EXERCISE PROMPT.
Copy the result of filtering the entries below for lines that include the string "Condylus".

[Document page image records]
Content starts
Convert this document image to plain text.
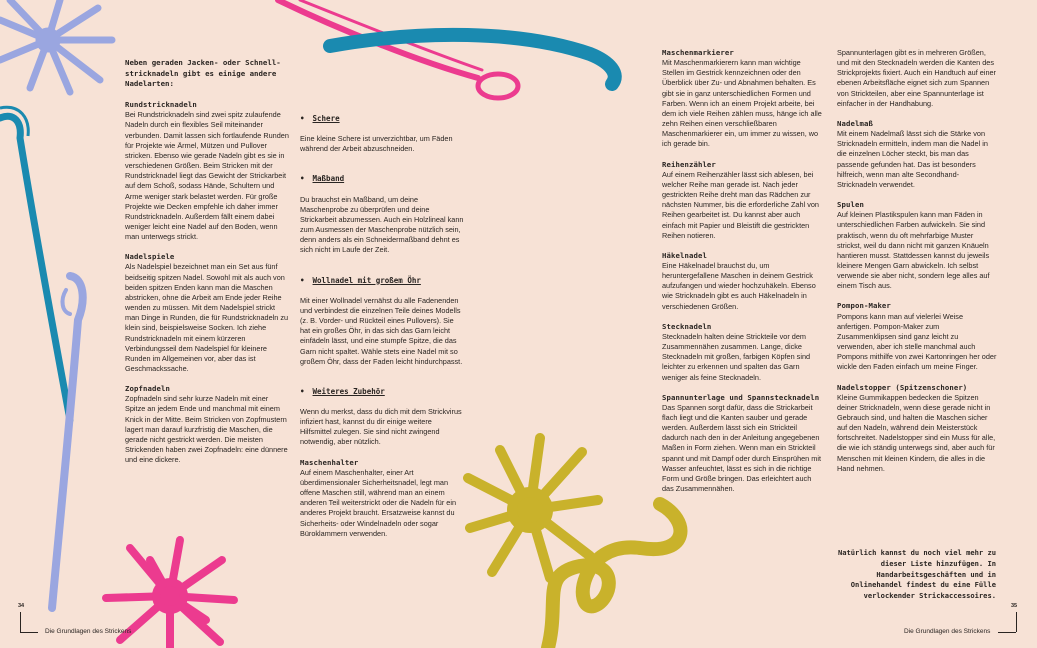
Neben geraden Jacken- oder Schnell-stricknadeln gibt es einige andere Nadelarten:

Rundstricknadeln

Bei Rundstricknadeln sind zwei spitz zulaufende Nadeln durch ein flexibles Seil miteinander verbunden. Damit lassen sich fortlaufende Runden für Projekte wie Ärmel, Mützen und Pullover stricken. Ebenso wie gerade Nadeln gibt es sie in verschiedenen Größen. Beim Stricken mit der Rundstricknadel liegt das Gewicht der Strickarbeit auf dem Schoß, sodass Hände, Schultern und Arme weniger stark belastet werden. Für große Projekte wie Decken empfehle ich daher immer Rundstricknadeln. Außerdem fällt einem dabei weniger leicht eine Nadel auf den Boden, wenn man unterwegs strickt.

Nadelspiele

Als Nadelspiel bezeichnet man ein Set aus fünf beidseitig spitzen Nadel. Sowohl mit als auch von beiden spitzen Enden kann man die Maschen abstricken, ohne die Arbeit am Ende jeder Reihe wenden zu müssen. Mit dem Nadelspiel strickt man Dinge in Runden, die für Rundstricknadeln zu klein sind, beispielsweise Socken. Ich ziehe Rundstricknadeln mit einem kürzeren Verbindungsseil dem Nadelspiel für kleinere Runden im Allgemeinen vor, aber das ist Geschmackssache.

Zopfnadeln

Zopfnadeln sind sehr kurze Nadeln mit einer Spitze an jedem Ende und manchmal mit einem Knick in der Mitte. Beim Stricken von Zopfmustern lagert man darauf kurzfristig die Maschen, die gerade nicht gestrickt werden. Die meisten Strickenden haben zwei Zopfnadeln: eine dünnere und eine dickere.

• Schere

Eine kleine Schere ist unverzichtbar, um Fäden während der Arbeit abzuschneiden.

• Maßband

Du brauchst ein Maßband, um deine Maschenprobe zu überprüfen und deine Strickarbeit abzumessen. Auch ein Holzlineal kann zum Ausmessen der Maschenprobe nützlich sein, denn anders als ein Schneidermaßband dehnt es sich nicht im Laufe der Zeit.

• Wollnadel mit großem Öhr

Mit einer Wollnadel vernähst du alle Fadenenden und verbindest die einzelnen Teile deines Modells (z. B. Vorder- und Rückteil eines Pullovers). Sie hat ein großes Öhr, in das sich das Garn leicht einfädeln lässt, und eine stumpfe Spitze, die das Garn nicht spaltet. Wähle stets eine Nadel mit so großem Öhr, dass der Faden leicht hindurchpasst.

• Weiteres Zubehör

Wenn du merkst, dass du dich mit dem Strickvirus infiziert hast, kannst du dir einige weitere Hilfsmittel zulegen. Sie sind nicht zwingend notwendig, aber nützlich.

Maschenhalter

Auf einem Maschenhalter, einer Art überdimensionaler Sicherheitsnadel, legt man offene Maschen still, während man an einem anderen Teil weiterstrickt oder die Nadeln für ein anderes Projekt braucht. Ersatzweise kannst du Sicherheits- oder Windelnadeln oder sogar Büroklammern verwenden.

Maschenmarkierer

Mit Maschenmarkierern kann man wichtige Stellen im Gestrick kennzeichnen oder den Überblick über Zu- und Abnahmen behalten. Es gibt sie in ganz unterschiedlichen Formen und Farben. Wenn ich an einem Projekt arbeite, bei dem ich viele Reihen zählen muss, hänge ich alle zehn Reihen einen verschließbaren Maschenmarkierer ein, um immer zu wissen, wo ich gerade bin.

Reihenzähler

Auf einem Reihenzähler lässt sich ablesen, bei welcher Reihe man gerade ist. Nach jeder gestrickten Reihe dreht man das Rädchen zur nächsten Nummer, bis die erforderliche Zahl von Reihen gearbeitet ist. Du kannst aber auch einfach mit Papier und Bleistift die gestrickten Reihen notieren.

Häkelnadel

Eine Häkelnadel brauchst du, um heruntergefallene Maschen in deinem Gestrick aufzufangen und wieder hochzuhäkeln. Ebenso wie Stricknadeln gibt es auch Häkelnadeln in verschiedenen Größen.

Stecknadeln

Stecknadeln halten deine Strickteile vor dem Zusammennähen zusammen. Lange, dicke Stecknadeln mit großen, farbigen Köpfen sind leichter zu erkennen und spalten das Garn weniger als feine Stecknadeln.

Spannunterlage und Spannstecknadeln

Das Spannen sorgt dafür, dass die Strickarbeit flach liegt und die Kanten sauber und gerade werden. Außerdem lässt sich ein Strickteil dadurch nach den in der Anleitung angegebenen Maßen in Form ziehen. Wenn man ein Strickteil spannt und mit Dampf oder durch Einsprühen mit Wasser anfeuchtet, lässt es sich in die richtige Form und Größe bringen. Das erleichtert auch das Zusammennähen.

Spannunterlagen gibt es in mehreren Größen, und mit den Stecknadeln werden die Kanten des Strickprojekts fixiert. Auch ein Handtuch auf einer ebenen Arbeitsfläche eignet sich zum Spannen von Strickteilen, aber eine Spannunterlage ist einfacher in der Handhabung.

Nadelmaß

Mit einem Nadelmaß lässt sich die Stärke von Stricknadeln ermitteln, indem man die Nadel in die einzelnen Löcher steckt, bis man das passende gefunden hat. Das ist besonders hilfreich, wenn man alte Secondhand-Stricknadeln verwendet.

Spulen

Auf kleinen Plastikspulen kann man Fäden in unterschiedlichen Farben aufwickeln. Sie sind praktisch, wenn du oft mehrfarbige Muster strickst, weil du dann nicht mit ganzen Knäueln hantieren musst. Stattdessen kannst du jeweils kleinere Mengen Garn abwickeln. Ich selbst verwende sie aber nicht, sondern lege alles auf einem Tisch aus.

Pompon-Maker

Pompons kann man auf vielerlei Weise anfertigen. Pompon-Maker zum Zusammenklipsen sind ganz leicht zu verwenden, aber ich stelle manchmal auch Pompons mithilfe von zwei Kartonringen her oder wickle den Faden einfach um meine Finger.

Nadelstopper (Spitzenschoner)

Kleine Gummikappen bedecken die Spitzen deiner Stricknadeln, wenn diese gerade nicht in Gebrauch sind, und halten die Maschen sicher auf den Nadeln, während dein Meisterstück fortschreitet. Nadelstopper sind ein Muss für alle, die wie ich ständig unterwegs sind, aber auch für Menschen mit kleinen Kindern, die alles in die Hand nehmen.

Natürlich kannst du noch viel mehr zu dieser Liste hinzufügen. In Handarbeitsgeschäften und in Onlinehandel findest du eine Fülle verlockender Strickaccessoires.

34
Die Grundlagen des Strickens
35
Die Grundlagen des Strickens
Content ends
Content starts
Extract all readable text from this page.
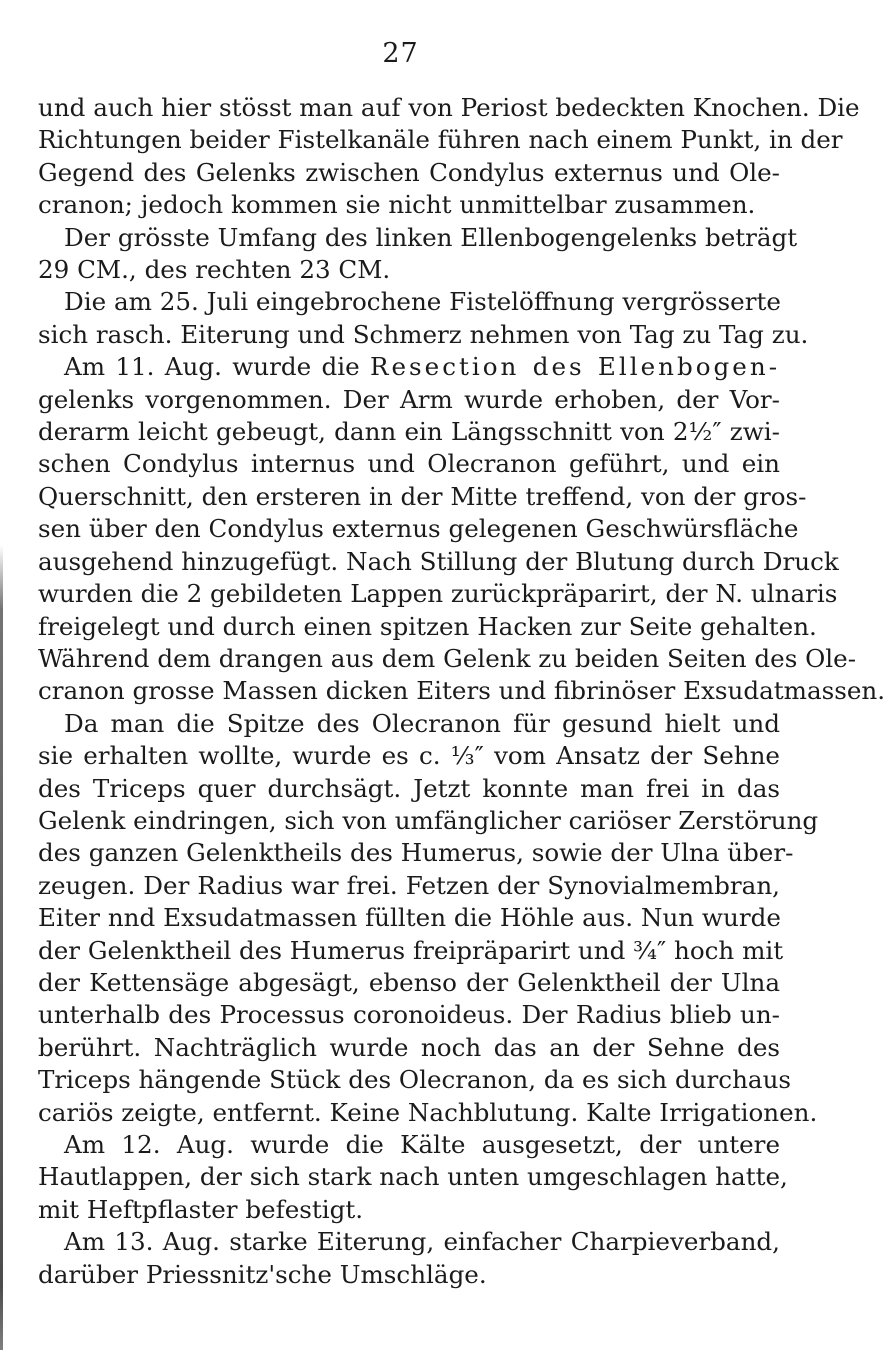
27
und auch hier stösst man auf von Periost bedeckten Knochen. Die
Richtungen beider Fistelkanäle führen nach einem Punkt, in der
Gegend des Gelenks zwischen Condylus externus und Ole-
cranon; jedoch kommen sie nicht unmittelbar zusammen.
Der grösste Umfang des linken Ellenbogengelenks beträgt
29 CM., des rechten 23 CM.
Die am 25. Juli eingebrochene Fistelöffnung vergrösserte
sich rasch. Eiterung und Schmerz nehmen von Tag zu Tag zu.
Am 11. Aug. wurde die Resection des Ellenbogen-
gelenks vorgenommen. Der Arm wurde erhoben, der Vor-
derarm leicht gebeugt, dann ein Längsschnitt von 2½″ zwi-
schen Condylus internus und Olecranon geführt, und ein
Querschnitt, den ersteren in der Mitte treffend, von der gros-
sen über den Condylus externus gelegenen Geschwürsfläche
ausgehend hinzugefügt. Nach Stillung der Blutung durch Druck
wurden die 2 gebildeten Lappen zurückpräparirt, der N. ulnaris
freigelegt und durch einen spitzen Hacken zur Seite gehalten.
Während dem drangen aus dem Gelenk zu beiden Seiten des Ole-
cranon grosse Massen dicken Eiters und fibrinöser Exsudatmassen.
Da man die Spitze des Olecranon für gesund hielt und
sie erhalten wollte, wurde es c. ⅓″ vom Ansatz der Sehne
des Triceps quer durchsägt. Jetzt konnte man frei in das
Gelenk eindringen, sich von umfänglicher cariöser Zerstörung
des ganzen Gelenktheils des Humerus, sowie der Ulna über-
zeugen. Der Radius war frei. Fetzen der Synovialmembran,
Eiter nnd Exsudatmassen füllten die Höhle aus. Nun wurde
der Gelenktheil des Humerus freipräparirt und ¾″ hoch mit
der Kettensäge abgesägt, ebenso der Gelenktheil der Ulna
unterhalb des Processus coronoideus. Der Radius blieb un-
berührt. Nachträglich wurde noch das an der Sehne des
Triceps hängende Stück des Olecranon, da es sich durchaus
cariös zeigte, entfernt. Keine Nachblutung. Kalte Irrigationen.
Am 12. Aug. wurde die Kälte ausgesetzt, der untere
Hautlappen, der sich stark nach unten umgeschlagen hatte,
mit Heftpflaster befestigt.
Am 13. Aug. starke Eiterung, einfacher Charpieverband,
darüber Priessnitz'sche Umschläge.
Content ends
Content starts
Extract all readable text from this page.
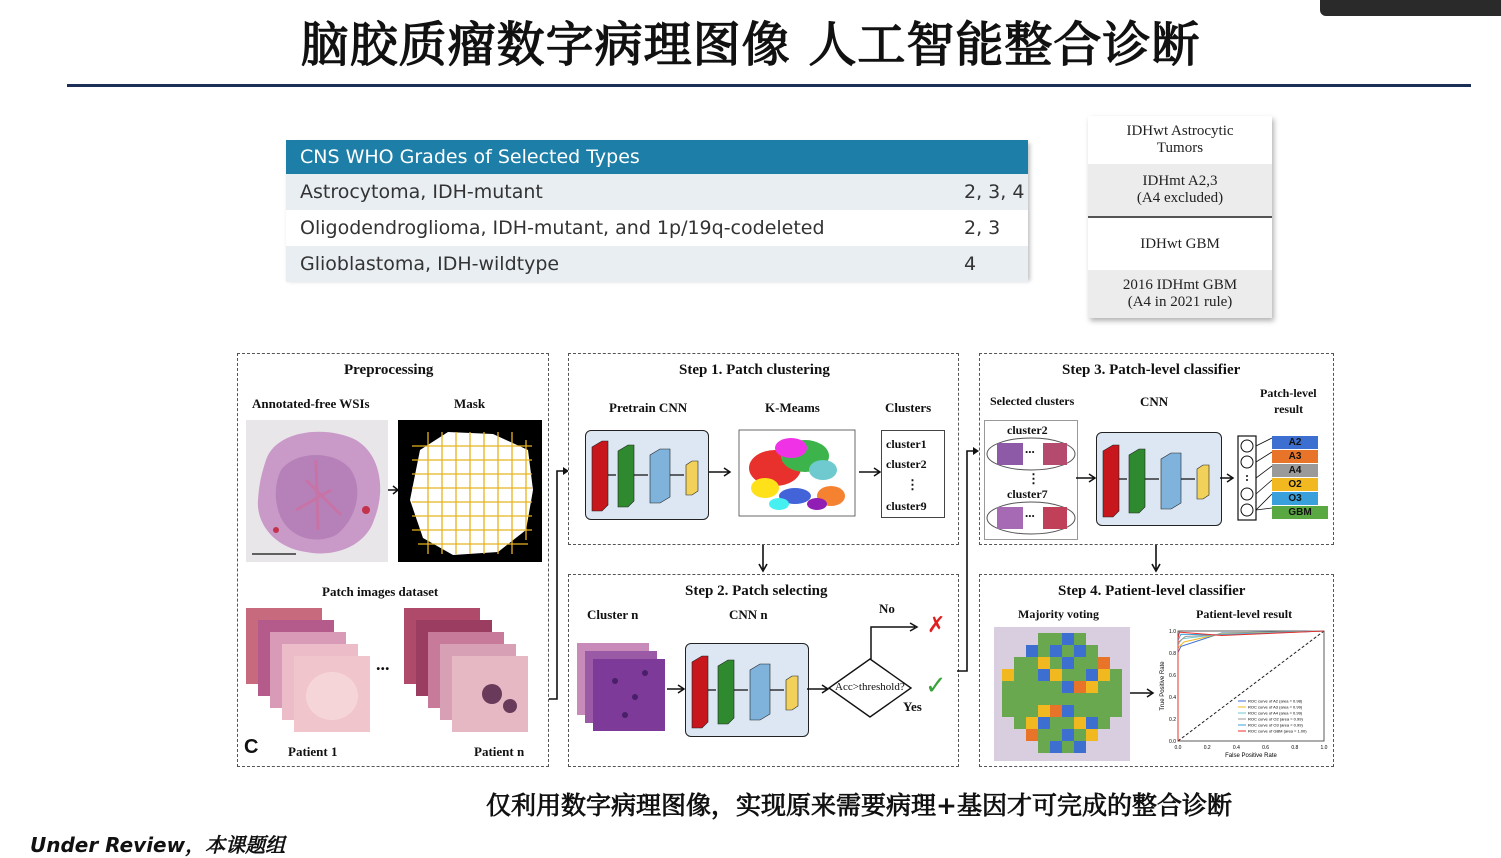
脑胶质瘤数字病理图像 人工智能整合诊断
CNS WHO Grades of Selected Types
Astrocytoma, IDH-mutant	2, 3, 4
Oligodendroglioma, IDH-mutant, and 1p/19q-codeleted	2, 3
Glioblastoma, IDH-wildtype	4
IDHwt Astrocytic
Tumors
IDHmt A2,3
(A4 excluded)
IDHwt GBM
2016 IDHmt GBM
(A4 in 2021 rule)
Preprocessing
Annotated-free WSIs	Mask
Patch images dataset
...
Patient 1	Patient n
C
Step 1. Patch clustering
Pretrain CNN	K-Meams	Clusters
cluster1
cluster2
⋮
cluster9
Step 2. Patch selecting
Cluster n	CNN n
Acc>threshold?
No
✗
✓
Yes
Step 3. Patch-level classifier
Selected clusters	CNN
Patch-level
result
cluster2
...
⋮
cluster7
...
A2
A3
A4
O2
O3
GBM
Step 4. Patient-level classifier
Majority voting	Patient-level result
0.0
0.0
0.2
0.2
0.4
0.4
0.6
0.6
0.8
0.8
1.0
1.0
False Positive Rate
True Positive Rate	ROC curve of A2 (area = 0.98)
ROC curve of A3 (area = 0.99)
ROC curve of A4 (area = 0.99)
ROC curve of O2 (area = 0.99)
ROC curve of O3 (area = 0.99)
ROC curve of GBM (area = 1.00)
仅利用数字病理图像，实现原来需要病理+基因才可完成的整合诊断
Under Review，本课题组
Content ends
WRITTEN SOLUTION.
Gegend des Gelenks zwischen Condylus externus und Ole-
schen Condylus internus und Olecranon geführt, und ein
sen über den Condylus externus gelegenen Geschwürsfläche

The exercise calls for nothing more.